*** INPUT ***
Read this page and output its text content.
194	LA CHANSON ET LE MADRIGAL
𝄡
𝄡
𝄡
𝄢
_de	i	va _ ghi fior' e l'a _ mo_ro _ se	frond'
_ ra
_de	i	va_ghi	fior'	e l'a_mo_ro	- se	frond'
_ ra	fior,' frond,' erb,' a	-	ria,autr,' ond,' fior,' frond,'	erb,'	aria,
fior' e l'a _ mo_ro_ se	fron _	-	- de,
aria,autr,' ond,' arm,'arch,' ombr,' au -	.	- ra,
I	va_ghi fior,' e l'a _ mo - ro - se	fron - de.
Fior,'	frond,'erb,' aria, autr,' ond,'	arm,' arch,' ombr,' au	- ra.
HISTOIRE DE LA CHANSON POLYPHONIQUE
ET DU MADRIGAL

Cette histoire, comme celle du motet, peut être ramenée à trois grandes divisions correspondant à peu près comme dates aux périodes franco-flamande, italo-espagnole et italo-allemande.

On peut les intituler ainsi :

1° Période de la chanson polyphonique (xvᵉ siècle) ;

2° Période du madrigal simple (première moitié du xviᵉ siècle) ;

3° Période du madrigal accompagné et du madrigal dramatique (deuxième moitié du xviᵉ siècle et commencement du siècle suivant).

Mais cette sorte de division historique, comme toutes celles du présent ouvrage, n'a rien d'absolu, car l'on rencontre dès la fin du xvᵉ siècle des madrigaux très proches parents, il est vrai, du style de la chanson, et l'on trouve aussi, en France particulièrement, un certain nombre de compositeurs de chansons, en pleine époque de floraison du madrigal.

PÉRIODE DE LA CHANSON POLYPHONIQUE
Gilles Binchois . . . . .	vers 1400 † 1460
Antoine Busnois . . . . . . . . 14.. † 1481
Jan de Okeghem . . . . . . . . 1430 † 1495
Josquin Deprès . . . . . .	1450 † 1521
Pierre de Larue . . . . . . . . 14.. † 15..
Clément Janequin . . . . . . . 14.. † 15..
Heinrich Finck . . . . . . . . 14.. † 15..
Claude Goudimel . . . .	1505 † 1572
***
▶ DO THIS: Write the entire listing out again, word for word.

▶ FULL RESPONSE:
Read this page and output its text content.
194	LA CHANSON ET LE MADRIGAL
𝄡
𝄡
𝄡
𝄢
_de	i	va _ ghi fior' e l'a _ mo_ro _ se	frond'
_ ra
_de	i	va_ghi	fior'	e l'a_mo_ro	- se	frond'
_ ra	fior,' frond,' erb,' a	-	ria,autr,' ond,' fior,' frond,'	erb,'	aria,
fior' e l'a _ mo_ro_ se	fron _	-	- de,
aria,autr,' ond,' arm,'arch,' ombr,' au -	.	- ra,
I	va_ghi fior,' e l'a _ mo - ro - se	fron - de.
Fior,'	frond,'erb,' aria, autr,' ond,'	arm,' arch,' ombr,' au	- ra.
HISTOIRE DE LA CHANSON POLYPHONIQUE
ET DU MADRIGAL

Cette histoire, comme celle du motet, peut être ramenée à trois grandes divisions correspondant à peu près comme dates aux périodes franco-flamande, italo-espagnole et italo-allemande.

On peut les intituler ainsi :

1° Période de la chanson polyphonique (xvᵉ siècle) ;

2° Période du madrigal simple (première moitié du xviᵉ siècle) ;

3° Période du madrigal accompagné et du madrigal dramatique (deuxième moitié du xviᵉ siècle et commencement du siècle suivant).

Mais cette sorte de division historique, comme toutes celles du présent ouvrage, n'a rien d'absolu, car l'on rencontre dès la fin du xvᵉ siècle des madrigaux très proches parents, il est vrai, du style de la chanson, et l'on trouve aussi, en France particulièrement, un certain nombre de compositeurs de chansons, en pleine époque de floraison du madrigal.

PÉRIODE DE LA CHANSON POLYPHONIQUE
Gilles Binchois . . . . .	vers 1400 † 1460
Antoine Busnois . . . . . . . . 14.. † 1481
Jan de Okeghem . . . . . . . . 1430 † 1495
Josquin Deprès . . . . . .	1450 † 1521
Pierre de Larue . . . . . . . . 14.. † 15..
Clément Janequin . . . . . . . 14.. † 15..
Heinrich Finck . . . . . . . . 14.. † 15..
Claude Goudimel . . . .	1505 † 1572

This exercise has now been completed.